**Exercise:** Pick out every line in the data below that holds "социальных".

**Rows:**
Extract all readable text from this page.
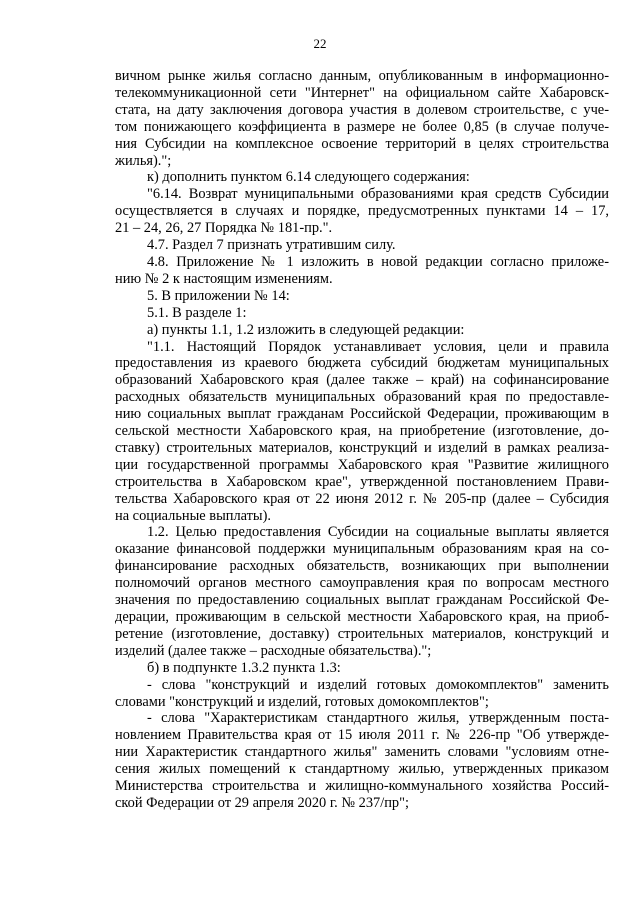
22
вичном рынке жилья согласно данным, опубликованным в информационно-
телекоммуникационной сети "Интернет" на официальном сайте Хабаровск-
стата, на дату заключения договора участия в долевом строительстве, с уче-
том понижающего коэффициента в размере не более 0,85 (в случае получе-
ния Субсидии на комплексное освоение территорий в целях строительства
жилья).";
к) дополнить пунктом 6.14 следующего содержания:
"6.14. Возврат муниципальными образованиями края средств Субсидии
осуществляется в случаях и порядке, предусмотренных пунктами 14 – 17,
21 – 24, 26, 27 Порядка № 181-пр.".
4.7. Раздел 7 признать утратившим силу.
4.8. Приложение № 1 изложить в новой редакции согласно приложе-
нию № 2 к настоящим изменениям.
5. В приложении № 14:
5.1. В разделе 1:
а) пункты 1.1, 1.2 изложить в следующей редакции:
"1.1. Настоящий Порядок устанавливает условия, цели и правила
предоставления из краевого бюджета субсидий бюджетам муниципальных
образований Хабаровского края (далее также – край) на софинансирование
расходных обязательств муниципальных образований края по предоставле-
нию социальных выплат гражданам Российской Федерации, проживающим в
сельской местности Хабаровского края, на приобретение (изготовление, до-
ставку) строительных материалов, конструкций и изделий в рамках реализа-
ции государственной программы Хабаровского края "Развитие жилищного
строительства в Хабаровском крае", утвержденной постановлением Прави-
тельства Хабаровского края от 22 июня 2012 г. № 205-пр (далее – Субсидия
на социальные выплаты).
1.2. Целью предоставления Субсидии на социальные выплаты является
оказание финансовой поддержки муниципальным образованиям края на со-
финансирование расходных обязательств, возникающих при выполнении
полномочий органов местного самоуправления края по вопросам местного
значения по предоставлению социальных выплат гражданам Российской Фе-
дерации, проживающим в сельской местности Хабаровского края, на приоб-
ретение (изготовление, доставку) строительных материалов, конструкций и
изделий (далее также – расходные обязательства).";
б) в подпункте 1.3.2 пункта 1.3:
- слова "конструкций и изделий готовых домокомплектов" заменить
словами "конструкций и изделий, готовых домокомплектов";
- слова "Характеристикам стандартного жилья, утвержденным поста-
новлением Правительства края от 15 июля 2011 г. № 226-пр "Об утвержде-
нии Характеристик стандартного жилья" заменить словами "условиям отне-
сения жилых помещений к стандартному жилью, утвержденных приказом
Министерства строительства и жилищно-коммунального хозяйства Россий-
ской Федерации от 29 апреля 2020 г. № 237/пр";
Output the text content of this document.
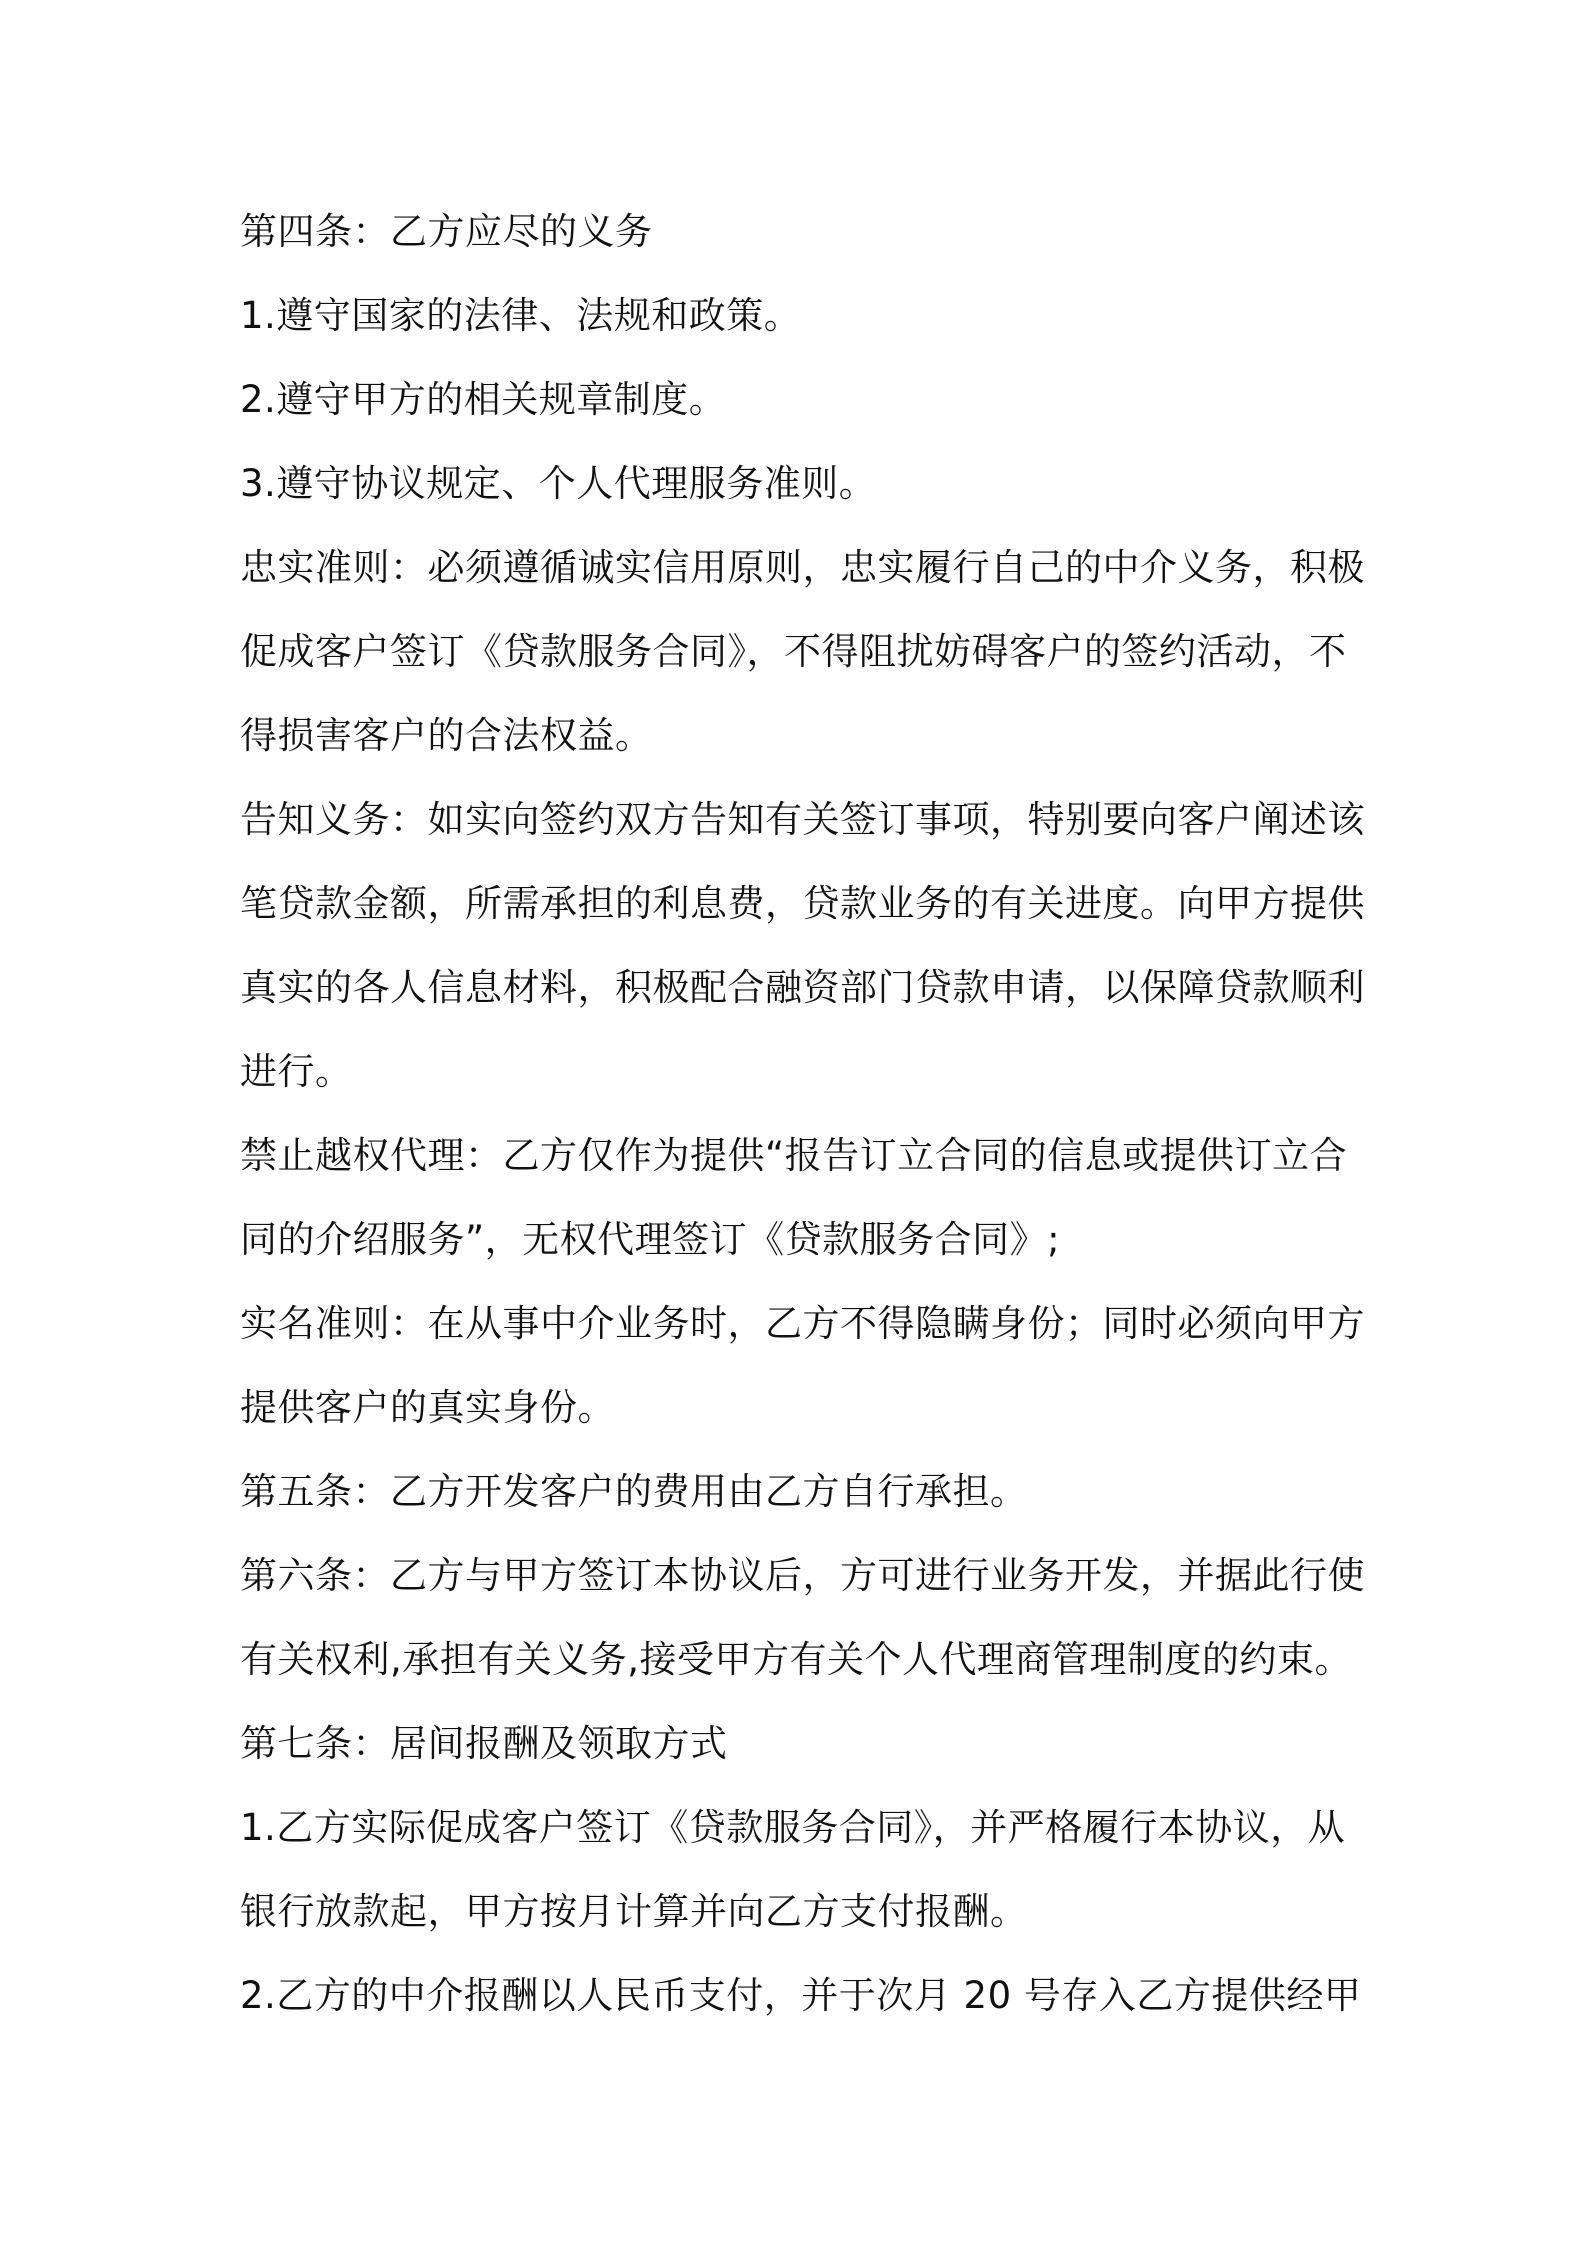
第四条：乙方应尽的义务
1.遵守国家的法律、法规和政策。
2.遵守甲方的相关规章制度。
3.遵守协议规定、个人代理服务准则。
忠实准则：必须遵循诚实信用原则，忠实履行自己的中介义务，积极
促成客户签订《贷款服务合同》，不得阻扰妨碍客户的签约活动，不
得损害客户的合法权益。
告知义务：如实向签约双方告知有关签订事项，特别要向客户阐述该
笔贷款金额，所需承担的利息费，贷款业务的有关进度。向甲方提供
真实的各人信息材料，积极配合融资部门贷款申请，以保障贷款顺利
进行。
禁止越权代理：乙方仅作为提供“报告订立合同的信息或提供订立合
同的介绍服务”，无权代理签订《贷款服务合同》;
实名准则：在从事中介业务时，乙方不得隐瞒身份；同时必须向甲方
提供客户的真实身份。
第五条：乙方开发客户的费用由乙方自行承担。
第六条：乙方与甲方签订本协议后，方可进行业务开发，并据此行使
有关权利,承担有关义务,接受甲方有关个人代理商管理制度的约束。
第七条：居间报酬及领取方式
1.乙方实际促成客户签订《贷款服务合同》，并严格履行本协议，从
银行放款起，甲方按月计算并向乙方支付报酬。
2.乙方的中介报酬以人民币支付，并于次月 20 号存入乙方提供经甲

**Task response:**
нию социальных выплат гражданам Российской Федерации, проживающим в
значения по предоставлению социальных выплат гражданам Российской Фе-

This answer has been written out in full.